**DIRECTION**
Go over the entries below line by line, copying each one that contains the word "разъяснений".

**DATASET ENTRIES**
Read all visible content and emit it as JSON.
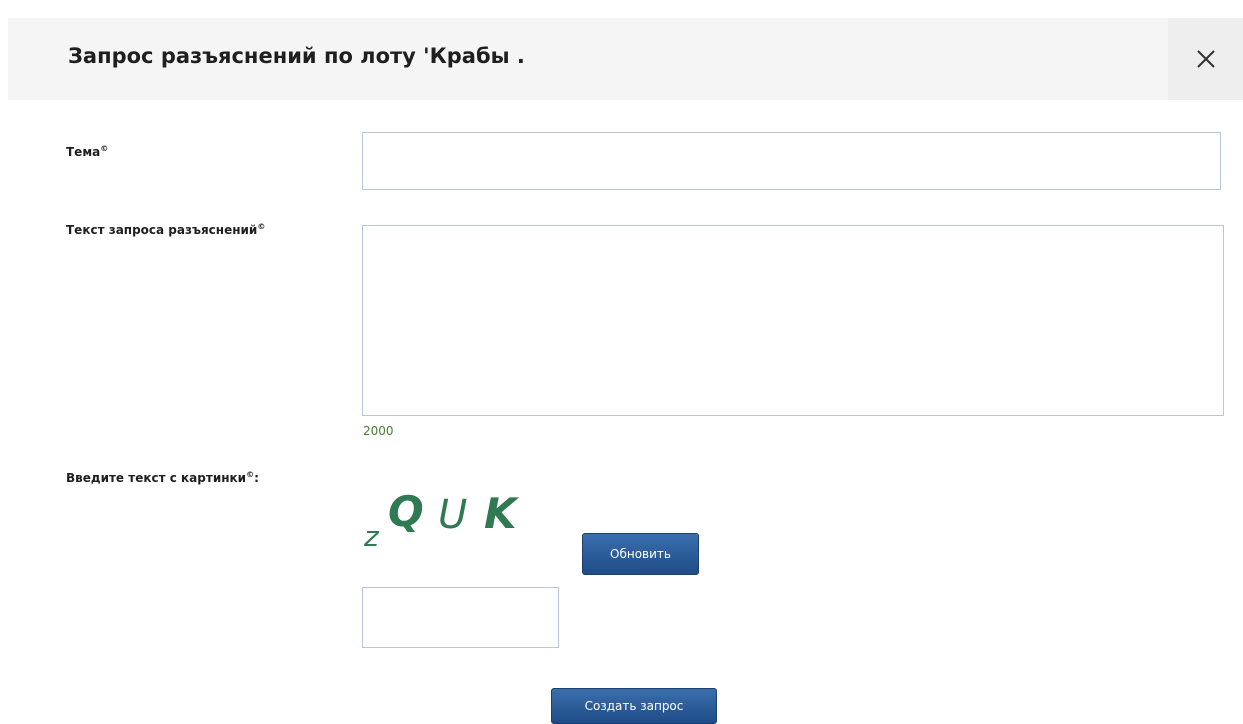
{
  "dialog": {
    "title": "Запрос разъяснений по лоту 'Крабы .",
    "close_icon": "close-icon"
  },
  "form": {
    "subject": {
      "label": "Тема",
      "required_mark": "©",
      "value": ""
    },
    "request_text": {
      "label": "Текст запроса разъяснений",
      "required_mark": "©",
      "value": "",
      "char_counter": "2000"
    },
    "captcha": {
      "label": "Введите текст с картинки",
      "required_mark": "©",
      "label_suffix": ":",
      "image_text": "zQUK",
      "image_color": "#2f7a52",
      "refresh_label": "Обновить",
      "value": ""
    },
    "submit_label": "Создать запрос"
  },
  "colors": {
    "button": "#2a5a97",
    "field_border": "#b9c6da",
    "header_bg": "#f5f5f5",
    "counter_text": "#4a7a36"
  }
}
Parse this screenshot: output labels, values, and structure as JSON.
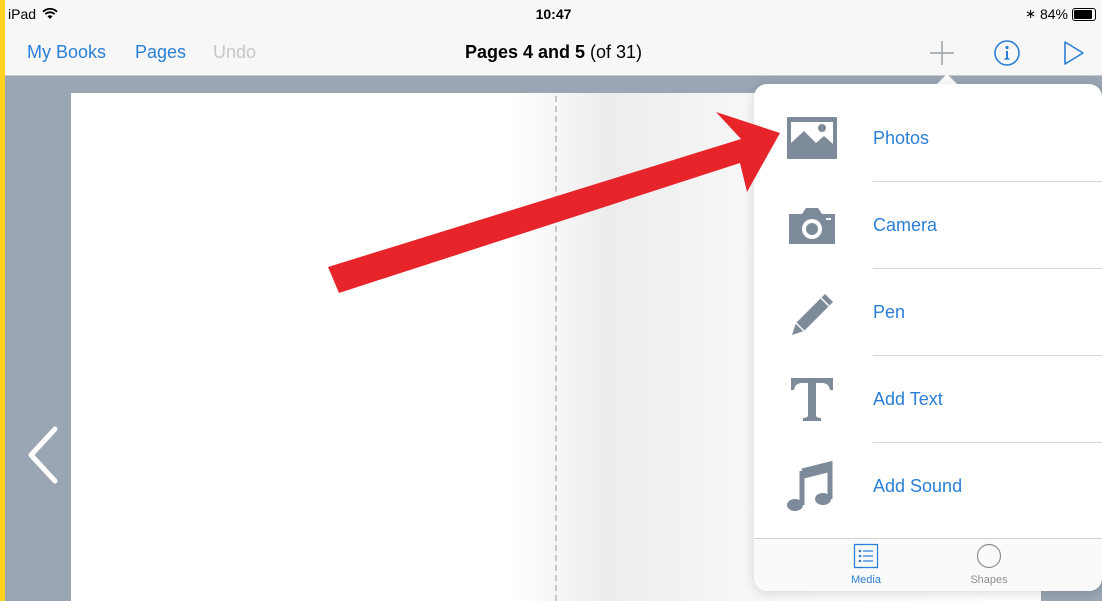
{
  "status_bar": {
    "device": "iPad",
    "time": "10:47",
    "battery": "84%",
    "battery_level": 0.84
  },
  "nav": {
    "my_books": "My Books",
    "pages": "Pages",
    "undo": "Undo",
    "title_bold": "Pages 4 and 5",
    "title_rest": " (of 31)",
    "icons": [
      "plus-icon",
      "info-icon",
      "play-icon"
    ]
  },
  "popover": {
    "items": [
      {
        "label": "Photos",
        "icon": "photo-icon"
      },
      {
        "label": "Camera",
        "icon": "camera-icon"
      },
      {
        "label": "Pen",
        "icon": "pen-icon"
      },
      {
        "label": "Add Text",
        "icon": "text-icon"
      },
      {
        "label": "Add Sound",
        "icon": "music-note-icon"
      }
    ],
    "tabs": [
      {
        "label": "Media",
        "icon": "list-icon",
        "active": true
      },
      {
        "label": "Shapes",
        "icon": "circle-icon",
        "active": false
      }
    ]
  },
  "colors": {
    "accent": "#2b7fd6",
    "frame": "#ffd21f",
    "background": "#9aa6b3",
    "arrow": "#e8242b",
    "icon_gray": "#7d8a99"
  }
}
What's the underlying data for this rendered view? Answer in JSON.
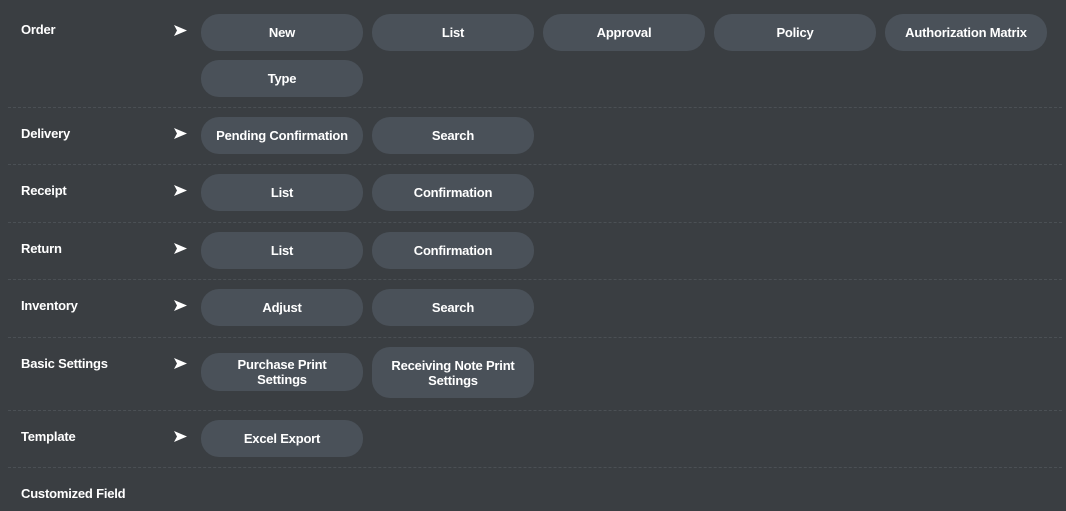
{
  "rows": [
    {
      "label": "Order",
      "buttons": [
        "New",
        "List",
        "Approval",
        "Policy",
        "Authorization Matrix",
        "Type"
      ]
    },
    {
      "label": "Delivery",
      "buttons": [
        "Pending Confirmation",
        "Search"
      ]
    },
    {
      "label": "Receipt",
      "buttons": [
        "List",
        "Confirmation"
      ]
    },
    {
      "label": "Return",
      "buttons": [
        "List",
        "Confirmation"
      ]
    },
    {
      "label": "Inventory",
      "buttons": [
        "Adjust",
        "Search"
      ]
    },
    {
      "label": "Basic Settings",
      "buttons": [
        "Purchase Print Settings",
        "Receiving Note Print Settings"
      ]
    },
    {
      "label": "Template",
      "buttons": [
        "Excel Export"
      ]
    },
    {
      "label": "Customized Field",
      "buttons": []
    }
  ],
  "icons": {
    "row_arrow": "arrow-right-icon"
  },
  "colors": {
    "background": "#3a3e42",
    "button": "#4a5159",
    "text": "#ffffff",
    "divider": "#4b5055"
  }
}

**IN RESPONSE**
    "title": "Запрос разъяснений по лоту 'Крабы .",
      "label": "Текст запроса разъяснений",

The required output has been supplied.